### EXERCISE MATERIALS

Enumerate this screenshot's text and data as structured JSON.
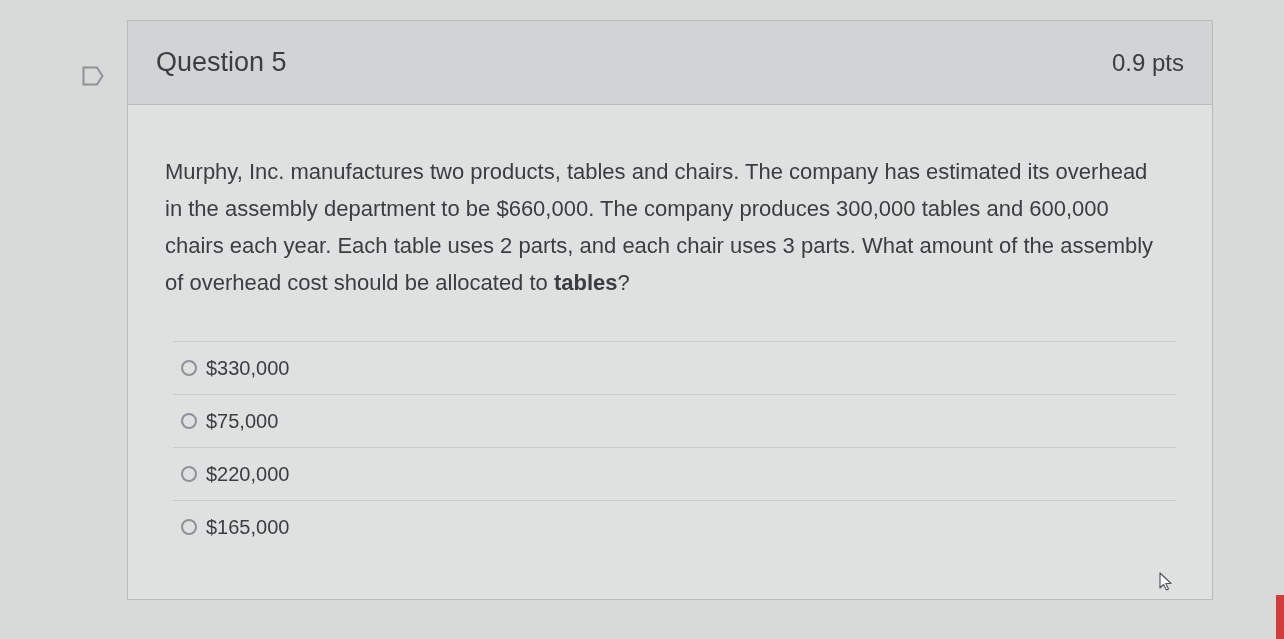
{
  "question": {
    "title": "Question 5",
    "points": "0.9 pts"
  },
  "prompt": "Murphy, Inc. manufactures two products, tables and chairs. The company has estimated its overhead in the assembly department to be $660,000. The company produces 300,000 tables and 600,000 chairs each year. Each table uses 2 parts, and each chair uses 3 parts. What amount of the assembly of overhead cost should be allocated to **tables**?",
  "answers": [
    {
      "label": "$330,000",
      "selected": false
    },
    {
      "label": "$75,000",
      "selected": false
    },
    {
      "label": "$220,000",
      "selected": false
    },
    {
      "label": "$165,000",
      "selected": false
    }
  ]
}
...
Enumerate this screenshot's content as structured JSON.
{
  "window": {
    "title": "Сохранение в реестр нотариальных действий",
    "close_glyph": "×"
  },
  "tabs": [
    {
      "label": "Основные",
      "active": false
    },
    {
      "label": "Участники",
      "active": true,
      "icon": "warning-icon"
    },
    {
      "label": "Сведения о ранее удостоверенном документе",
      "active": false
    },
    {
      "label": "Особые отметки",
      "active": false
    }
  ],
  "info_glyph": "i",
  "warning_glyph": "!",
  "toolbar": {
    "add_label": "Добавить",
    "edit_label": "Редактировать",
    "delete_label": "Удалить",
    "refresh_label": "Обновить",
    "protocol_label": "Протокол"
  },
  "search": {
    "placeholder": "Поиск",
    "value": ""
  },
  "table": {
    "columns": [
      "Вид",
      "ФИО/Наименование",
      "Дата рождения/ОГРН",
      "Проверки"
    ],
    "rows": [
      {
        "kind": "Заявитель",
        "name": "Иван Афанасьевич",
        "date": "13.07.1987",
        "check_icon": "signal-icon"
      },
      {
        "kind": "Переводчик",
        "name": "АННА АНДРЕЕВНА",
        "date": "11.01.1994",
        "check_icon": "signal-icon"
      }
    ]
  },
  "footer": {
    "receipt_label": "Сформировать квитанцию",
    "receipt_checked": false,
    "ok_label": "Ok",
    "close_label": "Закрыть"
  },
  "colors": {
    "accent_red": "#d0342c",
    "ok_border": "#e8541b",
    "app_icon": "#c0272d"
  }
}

### THE PROBLEM
Find how many lines include the string "this" and report that number alone.

### RESULT OF THE TASK
2